SHORT TASK. List each line holding the string "Application".

RECORD EXTRACTS.
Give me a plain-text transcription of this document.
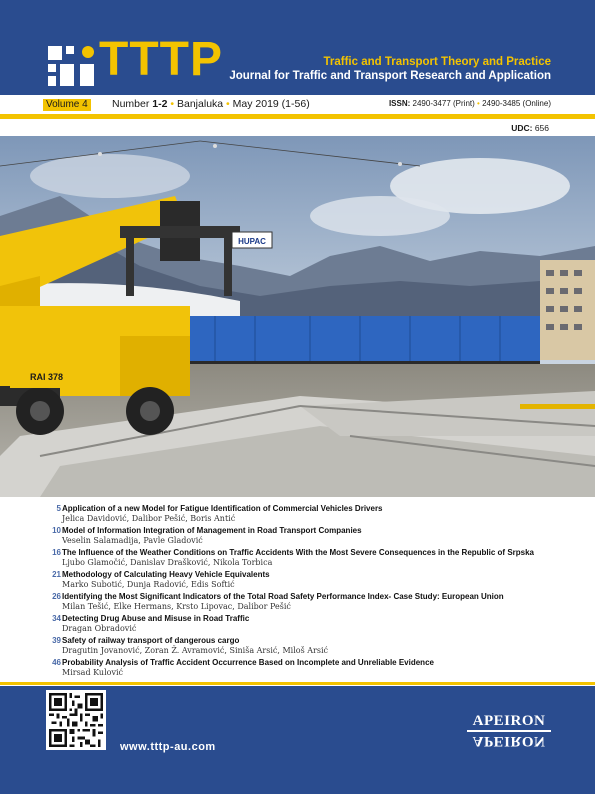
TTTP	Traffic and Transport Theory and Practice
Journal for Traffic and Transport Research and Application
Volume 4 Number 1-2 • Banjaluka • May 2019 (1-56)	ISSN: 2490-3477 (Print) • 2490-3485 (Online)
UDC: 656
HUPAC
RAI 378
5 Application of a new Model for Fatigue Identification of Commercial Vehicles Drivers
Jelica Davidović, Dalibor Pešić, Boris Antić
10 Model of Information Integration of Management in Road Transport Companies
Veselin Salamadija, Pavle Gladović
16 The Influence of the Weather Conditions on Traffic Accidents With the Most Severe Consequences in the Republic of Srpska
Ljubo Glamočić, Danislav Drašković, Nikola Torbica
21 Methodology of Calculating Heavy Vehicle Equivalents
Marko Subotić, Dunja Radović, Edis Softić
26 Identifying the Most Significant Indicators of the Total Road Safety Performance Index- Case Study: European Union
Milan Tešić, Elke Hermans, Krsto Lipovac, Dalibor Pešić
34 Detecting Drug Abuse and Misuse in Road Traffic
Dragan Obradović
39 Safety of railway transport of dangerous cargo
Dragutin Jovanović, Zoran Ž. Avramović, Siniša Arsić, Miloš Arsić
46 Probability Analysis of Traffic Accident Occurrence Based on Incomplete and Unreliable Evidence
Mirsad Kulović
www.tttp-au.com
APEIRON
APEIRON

ANSWER BELOW.
Journal for Traffic and Transport Research and Application
5 Application of a new Model for Fatigue Identification of Commercial Vehicles Drivers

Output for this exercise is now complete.